• **Dataset rows**
— begin —

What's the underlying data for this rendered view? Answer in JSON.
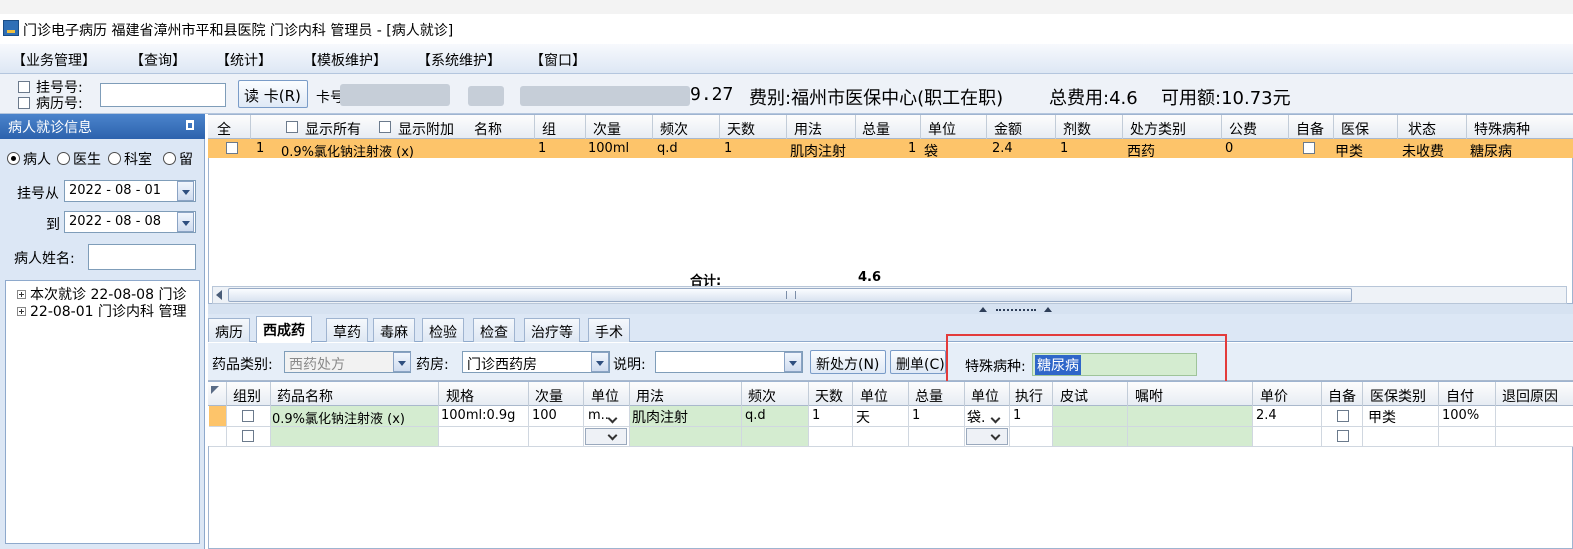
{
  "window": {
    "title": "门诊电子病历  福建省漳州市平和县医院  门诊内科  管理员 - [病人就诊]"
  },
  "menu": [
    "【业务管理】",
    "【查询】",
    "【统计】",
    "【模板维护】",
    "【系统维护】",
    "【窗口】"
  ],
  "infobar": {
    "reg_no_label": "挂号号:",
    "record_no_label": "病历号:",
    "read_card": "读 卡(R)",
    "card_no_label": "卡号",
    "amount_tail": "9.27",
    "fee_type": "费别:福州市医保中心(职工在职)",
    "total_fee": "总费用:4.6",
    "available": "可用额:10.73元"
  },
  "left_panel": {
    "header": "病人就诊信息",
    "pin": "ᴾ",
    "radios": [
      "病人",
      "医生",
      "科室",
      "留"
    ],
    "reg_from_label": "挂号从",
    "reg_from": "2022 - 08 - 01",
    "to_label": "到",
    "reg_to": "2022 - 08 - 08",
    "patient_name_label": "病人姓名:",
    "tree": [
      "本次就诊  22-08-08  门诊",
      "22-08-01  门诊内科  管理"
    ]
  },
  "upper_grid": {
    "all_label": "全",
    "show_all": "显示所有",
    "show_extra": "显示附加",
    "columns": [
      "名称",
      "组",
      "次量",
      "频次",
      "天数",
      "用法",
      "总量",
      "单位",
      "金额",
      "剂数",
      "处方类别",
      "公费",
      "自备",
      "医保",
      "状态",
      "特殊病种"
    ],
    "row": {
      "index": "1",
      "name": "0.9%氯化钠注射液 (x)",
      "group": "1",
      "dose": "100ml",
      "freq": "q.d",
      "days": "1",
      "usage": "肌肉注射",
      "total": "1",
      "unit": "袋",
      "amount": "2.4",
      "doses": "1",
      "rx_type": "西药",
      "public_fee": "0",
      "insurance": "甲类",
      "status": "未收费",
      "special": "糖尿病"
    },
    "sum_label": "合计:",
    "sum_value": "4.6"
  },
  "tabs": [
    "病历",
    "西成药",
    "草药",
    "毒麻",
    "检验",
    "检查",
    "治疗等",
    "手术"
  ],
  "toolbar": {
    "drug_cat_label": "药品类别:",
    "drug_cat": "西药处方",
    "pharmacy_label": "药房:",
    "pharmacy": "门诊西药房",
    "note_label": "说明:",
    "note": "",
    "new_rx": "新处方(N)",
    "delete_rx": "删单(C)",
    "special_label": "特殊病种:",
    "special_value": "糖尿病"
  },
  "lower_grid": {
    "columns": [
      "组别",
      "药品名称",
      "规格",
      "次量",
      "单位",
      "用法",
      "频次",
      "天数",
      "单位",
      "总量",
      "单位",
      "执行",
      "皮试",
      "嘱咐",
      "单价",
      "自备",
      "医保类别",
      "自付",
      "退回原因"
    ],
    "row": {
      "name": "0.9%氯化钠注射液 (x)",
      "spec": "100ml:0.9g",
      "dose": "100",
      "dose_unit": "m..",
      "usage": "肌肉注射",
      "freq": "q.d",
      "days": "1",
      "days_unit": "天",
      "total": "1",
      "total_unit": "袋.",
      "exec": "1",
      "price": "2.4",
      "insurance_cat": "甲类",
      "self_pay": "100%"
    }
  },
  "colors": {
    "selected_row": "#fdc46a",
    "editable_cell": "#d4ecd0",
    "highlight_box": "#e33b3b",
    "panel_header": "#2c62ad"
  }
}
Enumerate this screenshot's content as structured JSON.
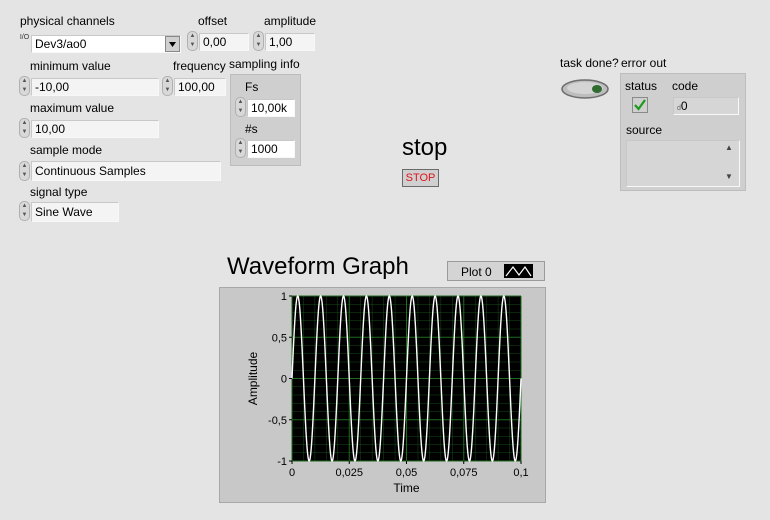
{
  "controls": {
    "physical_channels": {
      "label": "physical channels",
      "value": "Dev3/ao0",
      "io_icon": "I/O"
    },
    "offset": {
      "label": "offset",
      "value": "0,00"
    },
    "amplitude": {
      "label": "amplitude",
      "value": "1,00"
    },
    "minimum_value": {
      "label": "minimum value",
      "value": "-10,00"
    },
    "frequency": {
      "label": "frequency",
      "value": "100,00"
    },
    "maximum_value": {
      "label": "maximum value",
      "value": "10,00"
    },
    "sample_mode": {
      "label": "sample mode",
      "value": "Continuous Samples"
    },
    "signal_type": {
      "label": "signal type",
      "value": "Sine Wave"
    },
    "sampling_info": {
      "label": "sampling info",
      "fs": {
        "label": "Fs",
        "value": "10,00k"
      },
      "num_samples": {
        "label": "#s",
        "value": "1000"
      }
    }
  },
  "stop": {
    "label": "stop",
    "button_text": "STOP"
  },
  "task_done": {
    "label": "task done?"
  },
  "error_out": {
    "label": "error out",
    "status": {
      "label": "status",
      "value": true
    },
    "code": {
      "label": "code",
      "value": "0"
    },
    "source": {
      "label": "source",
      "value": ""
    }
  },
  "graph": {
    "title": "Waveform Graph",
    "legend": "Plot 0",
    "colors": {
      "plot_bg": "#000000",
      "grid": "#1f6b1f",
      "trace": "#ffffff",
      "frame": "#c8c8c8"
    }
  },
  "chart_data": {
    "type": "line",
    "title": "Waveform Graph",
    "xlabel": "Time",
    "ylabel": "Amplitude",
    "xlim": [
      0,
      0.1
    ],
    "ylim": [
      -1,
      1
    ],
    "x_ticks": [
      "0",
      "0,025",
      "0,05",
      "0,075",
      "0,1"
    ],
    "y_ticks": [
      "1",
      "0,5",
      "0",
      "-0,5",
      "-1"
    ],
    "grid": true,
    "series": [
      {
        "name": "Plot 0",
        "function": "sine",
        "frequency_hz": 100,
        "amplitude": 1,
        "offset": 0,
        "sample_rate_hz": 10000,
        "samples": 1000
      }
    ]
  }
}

— end —
— begin —

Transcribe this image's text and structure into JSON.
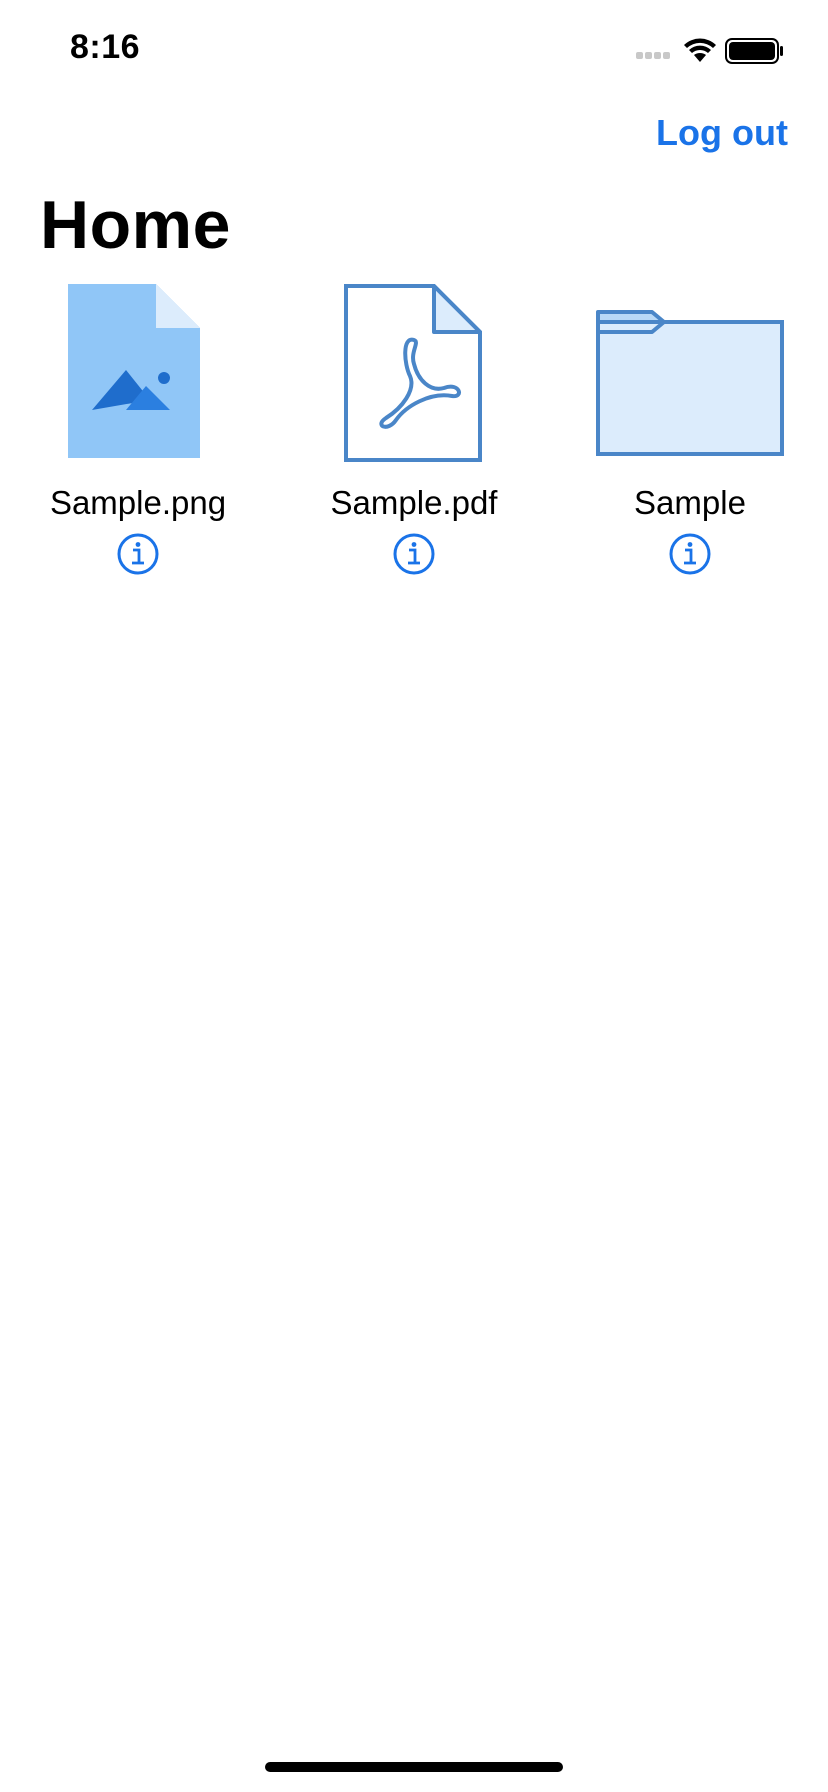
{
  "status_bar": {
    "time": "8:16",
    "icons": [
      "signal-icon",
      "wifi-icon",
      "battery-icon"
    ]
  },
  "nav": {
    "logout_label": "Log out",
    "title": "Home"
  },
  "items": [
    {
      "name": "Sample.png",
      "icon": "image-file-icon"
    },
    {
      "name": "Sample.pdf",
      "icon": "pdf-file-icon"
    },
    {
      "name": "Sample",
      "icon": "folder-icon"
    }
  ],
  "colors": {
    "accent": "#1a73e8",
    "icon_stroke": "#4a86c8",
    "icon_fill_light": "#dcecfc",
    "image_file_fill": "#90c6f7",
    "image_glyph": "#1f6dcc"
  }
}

— end —

• **Written request**
Go over the records above line by line and count those holding the word "this". Reply only with the number.

• **Worked solution**
3